**Instructions for the task:** Check each line of the records below and collect those that include the word "Assembly".

**Data provided:**
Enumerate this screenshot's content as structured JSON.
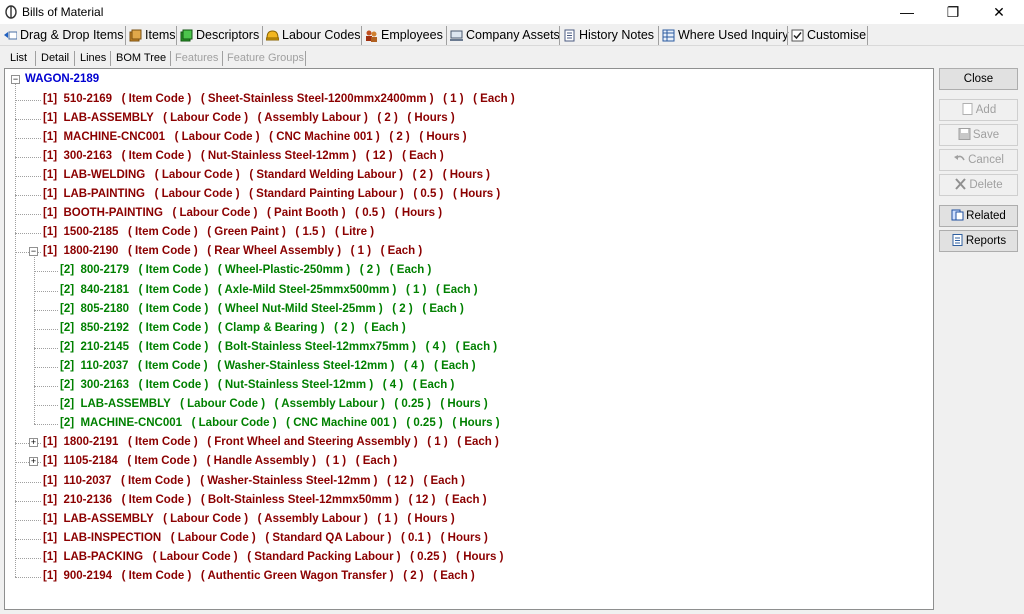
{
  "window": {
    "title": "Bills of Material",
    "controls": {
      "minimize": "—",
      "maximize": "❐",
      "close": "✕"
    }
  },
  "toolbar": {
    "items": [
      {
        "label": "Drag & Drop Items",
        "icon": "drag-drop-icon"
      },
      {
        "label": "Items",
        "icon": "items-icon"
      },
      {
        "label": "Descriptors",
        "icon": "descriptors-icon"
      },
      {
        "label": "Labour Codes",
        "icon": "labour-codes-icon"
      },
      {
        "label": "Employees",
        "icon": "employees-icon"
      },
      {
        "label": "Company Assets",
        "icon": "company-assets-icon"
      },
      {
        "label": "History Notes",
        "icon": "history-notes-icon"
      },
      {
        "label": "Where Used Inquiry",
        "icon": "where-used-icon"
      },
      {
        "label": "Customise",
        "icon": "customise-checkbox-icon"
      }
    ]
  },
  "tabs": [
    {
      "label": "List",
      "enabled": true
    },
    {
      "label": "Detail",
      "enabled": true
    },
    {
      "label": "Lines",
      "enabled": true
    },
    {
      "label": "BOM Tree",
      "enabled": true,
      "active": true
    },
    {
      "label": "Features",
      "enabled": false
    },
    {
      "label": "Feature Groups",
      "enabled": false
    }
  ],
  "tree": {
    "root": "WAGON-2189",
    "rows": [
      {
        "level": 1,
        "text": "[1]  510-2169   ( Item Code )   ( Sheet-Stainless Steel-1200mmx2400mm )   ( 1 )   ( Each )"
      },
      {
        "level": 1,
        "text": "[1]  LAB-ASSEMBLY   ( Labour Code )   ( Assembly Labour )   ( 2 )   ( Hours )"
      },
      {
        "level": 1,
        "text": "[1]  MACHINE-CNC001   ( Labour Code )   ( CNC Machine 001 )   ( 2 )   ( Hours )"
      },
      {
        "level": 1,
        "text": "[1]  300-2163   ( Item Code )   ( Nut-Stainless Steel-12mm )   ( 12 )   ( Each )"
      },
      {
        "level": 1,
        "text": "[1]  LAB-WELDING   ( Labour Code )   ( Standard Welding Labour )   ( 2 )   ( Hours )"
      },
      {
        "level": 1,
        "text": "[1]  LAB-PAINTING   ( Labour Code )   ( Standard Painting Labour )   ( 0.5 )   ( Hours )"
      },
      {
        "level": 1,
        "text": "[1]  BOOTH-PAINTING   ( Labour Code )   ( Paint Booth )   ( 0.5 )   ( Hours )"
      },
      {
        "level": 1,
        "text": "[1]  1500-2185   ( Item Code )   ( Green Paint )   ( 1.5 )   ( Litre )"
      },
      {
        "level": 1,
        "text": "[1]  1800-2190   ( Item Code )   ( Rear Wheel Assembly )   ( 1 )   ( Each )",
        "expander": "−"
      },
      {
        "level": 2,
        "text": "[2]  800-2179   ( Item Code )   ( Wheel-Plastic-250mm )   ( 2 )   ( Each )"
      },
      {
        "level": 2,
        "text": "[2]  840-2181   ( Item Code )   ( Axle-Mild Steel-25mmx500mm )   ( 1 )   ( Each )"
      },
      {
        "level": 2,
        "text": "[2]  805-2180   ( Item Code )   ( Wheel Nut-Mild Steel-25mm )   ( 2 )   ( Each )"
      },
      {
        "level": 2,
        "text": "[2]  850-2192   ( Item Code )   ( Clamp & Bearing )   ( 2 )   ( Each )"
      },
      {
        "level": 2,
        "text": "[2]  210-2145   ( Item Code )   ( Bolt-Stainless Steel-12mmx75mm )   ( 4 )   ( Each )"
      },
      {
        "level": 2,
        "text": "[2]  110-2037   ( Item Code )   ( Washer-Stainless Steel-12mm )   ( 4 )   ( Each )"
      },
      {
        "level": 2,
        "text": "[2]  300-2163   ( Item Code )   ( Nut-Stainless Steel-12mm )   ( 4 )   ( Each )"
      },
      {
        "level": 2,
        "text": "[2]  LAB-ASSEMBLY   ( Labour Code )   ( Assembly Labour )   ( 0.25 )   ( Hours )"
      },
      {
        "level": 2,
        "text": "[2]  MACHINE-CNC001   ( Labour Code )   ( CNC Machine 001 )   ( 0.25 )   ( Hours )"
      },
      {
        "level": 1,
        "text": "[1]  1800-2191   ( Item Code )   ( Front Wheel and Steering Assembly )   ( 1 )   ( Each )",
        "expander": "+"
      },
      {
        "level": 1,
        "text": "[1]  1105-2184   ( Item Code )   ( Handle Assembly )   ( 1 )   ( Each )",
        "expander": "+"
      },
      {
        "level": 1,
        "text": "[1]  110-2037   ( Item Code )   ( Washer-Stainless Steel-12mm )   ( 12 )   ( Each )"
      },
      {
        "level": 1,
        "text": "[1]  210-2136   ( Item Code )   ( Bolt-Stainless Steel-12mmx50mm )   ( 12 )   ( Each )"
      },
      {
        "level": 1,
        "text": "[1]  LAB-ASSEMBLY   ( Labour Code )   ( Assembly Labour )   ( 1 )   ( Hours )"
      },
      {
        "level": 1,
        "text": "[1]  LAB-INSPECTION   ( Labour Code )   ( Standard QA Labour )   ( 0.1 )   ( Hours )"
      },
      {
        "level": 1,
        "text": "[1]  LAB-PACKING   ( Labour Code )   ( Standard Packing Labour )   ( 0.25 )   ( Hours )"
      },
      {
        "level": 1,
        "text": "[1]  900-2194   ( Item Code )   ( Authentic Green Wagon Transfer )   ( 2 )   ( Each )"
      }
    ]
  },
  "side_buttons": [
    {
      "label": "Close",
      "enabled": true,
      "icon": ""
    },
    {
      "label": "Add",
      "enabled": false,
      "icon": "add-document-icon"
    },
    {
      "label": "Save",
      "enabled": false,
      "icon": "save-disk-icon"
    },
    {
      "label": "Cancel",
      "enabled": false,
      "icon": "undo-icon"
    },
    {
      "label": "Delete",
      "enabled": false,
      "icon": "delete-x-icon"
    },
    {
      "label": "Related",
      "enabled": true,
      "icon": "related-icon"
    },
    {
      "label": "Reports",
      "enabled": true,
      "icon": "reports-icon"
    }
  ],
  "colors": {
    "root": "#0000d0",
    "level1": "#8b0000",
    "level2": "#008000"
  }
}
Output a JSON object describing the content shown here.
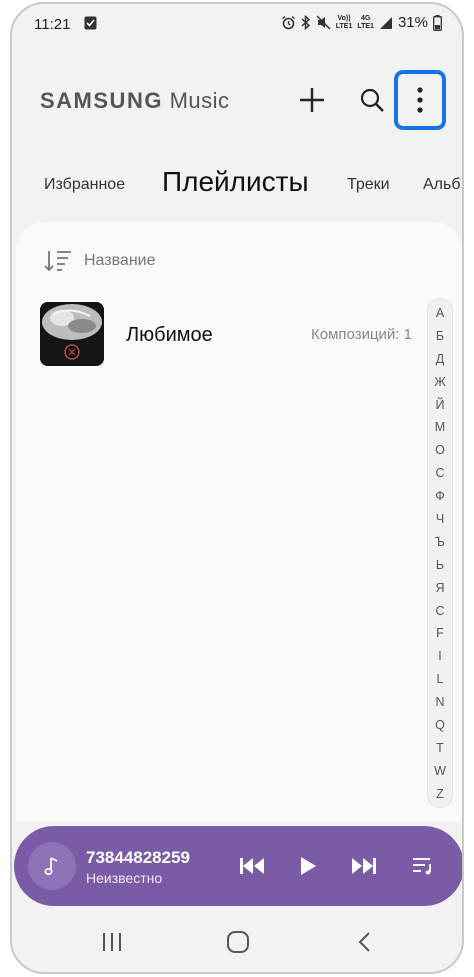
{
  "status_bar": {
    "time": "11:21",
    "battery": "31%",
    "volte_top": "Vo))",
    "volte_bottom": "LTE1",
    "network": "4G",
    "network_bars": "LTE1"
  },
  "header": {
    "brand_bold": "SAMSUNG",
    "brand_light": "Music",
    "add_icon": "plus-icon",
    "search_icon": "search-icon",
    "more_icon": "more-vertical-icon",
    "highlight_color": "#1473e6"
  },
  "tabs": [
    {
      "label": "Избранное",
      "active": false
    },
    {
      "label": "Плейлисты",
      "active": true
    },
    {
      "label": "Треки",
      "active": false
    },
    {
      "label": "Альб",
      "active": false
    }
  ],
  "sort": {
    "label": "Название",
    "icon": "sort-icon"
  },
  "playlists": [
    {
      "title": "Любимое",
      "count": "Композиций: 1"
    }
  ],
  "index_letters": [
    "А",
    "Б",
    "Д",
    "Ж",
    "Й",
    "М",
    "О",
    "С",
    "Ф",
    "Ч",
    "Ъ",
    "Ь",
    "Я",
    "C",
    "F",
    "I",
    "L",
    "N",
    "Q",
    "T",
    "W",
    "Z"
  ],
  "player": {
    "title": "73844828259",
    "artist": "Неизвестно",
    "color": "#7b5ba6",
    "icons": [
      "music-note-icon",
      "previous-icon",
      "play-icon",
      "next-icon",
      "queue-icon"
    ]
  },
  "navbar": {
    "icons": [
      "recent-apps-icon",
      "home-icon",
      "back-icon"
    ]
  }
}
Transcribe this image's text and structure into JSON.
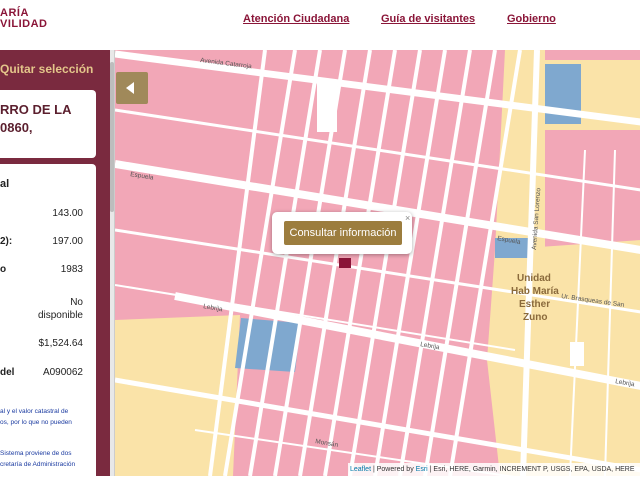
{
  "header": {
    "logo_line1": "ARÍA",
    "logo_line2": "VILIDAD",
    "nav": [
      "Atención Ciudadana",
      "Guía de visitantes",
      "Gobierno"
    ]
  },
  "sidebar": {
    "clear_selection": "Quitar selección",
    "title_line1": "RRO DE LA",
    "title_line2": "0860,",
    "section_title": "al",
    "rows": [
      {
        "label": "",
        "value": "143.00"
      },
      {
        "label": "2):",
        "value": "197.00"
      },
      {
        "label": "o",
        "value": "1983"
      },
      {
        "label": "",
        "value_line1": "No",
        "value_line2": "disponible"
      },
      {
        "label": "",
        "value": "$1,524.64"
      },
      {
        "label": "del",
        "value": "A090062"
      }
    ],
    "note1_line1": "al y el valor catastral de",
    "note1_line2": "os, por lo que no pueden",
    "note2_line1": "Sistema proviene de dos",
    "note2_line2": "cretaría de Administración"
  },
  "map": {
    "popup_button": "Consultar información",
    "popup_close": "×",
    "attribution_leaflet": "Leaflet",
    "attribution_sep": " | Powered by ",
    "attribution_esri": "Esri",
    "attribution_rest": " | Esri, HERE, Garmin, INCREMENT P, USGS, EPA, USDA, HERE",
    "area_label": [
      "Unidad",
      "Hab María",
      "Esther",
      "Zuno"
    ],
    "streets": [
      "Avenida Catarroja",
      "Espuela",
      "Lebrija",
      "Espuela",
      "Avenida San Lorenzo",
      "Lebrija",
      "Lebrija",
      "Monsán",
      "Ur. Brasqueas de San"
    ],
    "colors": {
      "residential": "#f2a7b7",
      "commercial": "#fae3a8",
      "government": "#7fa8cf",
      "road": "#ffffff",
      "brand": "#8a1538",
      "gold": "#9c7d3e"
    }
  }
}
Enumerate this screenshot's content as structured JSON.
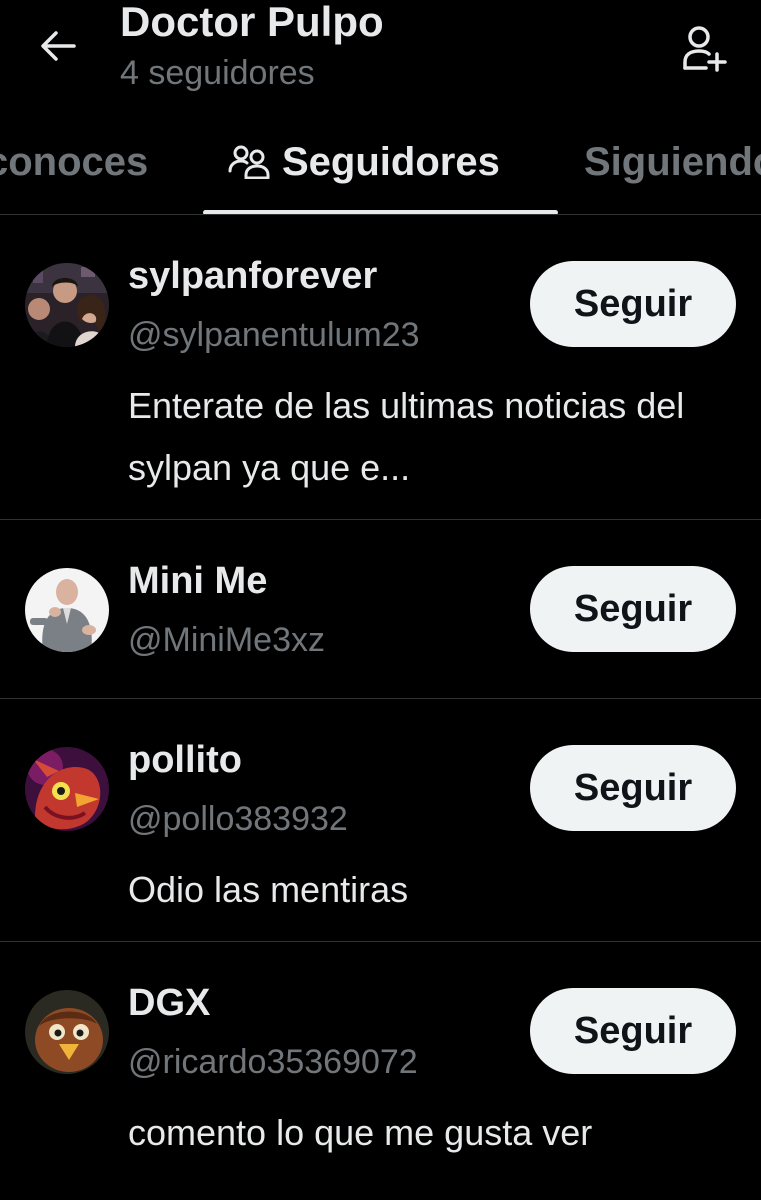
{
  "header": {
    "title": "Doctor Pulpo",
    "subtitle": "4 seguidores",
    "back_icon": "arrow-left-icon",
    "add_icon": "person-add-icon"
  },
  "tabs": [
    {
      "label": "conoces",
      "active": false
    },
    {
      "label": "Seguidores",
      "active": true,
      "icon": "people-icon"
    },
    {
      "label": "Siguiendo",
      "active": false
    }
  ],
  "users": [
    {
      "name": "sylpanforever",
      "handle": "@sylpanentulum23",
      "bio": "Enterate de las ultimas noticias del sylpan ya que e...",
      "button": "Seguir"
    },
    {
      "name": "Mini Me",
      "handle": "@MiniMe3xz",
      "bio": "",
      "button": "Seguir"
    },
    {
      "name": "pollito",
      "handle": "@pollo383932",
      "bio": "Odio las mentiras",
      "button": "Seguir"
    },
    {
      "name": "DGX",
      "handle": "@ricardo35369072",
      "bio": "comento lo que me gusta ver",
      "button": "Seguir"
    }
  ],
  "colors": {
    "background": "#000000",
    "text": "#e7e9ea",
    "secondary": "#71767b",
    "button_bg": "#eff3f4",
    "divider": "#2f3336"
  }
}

**Response:**
        "text": "[1]  LAB-ASSEMBLY   ( Labour Code )   ( Assembly Labour )   ( 2 )   ( Hours )"
        "text": "[1]  1800-2190   ( Item Code )   ( Rear Wheel Assembly )   ( 1 )   ( Each )",
        "text": "[2]  LAB-ASSEMBLY   ( Labour Code )   ( Assembly Labour )   ( 0.25 )   ( Hours )"
        "text": "[1]  1800-2191   ( Item Code )   ( Front Wheel and Steering Assembly )   ( 1 )   ( Each )",
        "text": "[1]  1105-2184   ( Item Code )   ( Handle Assembly )   ( 1 )   ( Each )",
        "text": "[1]  LAB-ASSEMBLY   ( Labour Code )   ( Assembly Labour )   ( 1 )   ( Hours )"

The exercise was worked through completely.